-- WHAT TO WORK ON --
Search the listing below for "gateway". Copy each matching line.

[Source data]
---------------
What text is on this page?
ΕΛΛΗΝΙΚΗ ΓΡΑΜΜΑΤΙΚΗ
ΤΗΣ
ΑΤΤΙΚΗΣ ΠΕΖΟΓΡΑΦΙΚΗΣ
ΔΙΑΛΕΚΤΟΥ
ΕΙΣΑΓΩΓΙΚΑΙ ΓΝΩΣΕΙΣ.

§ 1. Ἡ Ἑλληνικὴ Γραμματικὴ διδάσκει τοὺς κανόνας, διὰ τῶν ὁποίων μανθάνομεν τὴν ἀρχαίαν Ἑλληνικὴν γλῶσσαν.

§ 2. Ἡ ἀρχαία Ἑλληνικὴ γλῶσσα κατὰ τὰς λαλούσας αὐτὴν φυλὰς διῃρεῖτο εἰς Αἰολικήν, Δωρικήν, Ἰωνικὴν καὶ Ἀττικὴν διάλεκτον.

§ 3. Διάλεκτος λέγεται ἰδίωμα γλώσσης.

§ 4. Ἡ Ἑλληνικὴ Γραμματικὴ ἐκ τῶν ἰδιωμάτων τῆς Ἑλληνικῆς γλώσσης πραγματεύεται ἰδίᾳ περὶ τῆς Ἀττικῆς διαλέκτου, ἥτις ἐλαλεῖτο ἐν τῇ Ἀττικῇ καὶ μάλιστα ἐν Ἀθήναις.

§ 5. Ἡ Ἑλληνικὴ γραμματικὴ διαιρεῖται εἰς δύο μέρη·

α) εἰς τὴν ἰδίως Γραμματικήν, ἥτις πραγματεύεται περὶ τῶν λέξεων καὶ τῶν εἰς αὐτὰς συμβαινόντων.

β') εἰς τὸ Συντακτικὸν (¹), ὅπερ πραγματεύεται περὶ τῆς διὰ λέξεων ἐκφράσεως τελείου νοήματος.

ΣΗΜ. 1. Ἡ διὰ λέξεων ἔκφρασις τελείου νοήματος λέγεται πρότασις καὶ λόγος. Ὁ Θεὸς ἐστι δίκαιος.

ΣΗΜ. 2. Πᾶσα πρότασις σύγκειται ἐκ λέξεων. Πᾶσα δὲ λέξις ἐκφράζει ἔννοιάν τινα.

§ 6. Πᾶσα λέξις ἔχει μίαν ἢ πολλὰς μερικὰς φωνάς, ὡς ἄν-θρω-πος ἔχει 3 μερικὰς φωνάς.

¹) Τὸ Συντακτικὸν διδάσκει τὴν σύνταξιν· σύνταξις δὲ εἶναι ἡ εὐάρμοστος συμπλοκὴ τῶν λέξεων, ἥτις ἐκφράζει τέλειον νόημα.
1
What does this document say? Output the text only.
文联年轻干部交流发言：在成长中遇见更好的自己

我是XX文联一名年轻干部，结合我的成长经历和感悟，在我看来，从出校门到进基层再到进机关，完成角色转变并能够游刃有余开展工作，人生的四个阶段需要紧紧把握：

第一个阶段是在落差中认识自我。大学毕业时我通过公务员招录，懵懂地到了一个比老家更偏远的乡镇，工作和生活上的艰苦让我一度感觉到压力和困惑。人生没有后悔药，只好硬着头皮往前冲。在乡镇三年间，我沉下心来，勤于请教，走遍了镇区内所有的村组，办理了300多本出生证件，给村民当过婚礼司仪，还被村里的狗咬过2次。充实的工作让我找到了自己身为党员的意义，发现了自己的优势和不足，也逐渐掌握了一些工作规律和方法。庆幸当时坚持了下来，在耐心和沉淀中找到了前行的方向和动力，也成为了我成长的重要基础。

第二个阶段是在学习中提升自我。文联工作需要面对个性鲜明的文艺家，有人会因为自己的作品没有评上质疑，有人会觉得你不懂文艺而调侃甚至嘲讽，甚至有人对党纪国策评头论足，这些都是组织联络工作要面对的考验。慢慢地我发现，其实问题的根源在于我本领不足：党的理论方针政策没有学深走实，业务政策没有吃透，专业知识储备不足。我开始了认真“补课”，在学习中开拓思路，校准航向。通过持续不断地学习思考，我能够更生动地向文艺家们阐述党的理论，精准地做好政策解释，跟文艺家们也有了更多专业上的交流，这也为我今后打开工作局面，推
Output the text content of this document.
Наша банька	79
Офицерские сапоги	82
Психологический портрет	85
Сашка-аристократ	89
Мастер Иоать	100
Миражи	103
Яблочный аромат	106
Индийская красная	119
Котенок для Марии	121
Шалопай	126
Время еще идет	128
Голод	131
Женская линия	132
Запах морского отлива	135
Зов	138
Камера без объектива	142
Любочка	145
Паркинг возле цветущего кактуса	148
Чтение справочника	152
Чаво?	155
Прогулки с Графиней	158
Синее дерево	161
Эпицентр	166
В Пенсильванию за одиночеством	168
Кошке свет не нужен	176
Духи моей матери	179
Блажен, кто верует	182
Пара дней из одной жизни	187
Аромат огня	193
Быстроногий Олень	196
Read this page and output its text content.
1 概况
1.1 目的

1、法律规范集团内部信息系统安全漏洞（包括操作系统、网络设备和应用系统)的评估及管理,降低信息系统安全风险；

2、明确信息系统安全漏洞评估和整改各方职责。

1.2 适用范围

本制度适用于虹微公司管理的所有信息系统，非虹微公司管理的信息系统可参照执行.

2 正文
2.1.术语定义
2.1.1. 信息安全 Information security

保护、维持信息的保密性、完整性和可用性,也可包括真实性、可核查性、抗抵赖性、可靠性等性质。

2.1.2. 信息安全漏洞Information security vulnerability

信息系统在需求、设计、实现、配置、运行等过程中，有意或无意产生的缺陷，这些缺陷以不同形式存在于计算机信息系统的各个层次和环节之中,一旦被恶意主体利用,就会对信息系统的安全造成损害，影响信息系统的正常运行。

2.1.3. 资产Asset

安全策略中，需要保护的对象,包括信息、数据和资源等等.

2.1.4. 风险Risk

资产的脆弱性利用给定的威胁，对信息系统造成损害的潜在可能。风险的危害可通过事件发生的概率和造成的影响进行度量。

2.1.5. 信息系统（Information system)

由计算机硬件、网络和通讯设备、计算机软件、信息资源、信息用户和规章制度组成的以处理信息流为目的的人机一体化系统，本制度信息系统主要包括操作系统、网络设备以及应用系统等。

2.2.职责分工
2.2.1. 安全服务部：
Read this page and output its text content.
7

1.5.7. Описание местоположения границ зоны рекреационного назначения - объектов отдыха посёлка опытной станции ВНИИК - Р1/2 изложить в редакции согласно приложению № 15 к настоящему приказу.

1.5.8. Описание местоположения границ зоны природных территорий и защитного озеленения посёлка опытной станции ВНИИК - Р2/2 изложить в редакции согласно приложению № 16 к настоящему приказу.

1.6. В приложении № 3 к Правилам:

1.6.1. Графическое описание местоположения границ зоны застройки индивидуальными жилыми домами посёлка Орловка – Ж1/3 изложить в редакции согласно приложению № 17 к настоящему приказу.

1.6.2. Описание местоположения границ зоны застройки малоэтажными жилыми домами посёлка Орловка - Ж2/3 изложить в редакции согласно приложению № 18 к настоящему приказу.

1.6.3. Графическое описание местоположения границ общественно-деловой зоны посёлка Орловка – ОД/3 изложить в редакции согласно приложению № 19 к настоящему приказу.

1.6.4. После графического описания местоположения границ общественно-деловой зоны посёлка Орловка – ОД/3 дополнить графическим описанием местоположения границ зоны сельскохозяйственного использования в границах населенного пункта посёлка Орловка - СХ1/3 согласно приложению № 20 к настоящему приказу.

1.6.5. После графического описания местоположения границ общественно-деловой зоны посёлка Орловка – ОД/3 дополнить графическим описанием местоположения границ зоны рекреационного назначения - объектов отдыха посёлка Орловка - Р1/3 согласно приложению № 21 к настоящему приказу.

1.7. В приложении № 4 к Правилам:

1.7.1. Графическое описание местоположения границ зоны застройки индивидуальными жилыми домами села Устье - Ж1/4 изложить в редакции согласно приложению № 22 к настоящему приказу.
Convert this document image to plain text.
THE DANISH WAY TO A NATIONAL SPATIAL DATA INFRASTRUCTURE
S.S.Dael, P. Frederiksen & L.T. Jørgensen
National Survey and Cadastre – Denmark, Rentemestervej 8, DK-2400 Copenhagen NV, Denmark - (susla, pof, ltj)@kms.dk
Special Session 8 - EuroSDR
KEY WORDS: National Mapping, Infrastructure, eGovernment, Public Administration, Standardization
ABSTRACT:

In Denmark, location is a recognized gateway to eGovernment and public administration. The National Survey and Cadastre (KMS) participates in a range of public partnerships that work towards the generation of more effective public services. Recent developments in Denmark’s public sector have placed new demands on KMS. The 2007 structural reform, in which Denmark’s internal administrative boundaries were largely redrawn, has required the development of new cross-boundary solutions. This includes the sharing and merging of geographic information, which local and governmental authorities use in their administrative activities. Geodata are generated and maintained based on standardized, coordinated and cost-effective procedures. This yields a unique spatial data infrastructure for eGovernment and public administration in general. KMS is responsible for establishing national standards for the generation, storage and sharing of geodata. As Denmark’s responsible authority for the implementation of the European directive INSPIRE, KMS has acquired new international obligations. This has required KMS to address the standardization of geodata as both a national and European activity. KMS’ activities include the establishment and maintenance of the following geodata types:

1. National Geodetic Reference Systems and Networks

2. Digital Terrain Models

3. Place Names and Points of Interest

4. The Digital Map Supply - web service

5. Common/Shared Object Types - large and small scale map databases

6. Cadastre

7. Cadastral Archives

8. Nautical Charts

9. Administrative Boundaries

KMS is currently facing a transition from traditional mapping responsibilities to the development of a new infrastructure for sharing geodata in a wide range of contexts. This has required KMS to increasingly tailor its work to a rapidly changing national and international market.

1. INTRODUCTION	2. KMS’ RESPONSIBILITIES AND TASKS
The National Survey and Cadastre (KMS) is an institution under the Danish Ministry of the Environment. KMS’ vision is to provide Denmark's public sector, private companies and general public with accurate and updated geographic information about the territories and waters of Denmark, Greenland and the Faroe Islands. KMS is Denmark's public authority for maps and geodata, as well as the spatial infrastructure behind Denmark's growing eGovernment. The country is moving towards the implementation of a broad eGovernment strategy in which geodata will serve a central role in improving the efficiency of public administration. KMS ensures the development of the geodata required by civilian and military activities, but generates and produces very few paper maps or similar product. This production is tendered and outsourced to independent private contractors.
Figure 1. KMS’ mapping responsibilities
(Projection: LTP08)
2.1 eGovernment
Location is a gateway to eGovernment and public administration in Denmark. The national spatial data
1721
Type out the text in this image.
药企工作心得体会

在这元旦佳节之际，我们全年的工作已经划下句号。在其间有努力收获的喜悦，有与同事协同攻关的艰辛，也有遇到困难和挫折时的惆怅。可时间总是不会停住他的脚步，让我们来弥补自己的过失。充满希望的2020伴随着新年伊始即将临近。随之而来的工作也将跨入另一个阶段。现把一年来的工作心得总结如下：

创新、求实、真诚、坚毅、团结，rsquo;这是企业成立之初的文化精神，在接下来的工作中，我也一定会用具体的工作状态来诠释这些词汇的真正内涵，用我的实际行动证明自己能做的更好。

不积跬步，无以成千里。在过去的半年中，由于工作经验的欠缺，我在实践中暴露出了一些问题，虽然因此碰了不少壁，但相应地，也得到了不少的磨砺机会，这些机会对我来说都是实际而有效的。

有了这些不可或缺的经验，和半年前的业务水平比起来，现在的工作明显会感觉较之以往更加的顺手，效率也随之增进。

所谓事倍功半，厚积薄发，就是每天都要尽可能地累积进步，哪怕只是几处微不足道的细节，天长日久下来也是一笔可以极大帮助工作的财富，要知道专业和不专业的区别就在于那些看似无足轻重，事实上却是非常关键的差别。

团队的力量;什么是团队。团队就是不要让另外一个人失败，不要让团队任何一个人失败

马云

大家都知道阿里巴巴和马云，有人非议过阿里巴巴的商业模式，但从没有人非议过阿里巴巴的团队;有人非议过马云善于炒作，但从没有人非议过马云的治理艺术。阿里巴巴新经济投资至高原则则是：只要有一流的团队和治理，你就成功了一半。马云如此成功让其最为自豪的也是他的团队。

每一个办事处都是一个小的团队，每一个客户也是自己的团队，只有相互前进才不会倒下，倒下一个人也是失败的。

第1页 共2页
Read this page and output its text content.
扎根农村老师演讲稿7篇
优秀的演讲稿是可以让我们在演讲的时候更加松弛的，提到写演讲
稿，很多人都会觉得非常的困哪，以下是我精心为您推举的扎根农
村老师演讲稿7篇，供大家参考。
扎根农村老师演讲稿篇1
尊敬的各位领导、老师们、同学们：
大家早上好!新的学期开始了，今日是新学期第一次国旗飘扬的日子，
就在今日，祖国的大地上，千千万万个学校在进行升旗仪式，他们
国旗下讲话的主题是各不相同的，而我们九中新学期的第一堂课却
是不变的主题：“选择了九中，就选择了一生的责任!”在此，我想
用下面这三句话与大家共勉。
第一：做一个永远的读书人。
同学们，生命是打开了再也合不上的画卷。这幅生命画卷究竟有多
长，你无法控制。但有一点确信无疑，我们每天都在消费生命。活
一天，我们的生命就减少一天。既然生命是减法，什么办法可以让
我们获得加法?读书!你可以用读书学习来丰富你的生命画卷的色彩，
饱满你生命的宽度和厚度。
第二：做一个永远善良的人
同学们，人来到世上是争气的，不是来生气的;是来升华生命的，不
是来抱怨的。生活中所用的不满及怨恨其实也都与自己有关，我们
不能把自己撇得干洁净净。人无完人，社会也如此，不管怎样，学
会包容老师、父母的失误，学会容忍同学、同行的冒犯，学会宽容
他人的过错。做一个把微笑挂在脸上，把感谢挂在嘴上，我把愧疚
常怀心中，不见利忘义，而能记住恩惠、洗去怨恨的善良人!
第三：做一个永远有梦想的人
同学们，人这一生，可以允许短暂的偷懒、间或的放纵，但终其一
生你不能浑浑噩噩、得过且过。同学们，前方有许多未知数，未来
---------------
-- FINISHED EXERCISE --
In Denmark, location is a recognized gateway to eGovernment and public administration. The National Survey and Cadastre (KMS) participates in a range of public partnerships that work towards the generation of more effective public services. Recent developments in Denmark’s public sector have placed new demands on KMS. The 2007 structural reform, in which Denmark’s internal administrative boundaries were largely redrawn, has required the development of new cross-boundary solutions. This includes the sharing and merging of geographic information, which local and governmental authorities use in their administrative activities. Geodata are generated and maintained based on standardized, coordinated and cost-effective procedures. This yields a unique spatial data infrastructure for eGovernment and public administration in general. KMS is responsible for establishing national standards for the generation, storage and sharing of geodata. As Denmark’s responsible authority for the implementation of the European directive INSPIRE, KMS has acquired new international obligations. This has required KMS to address the standardization of geodata as both a national and European activity. KMS’ activities include the establishment and maintenance of the following geodata types:
Location is a gateway to eGovernment and public administration in Denmark. The national spatial data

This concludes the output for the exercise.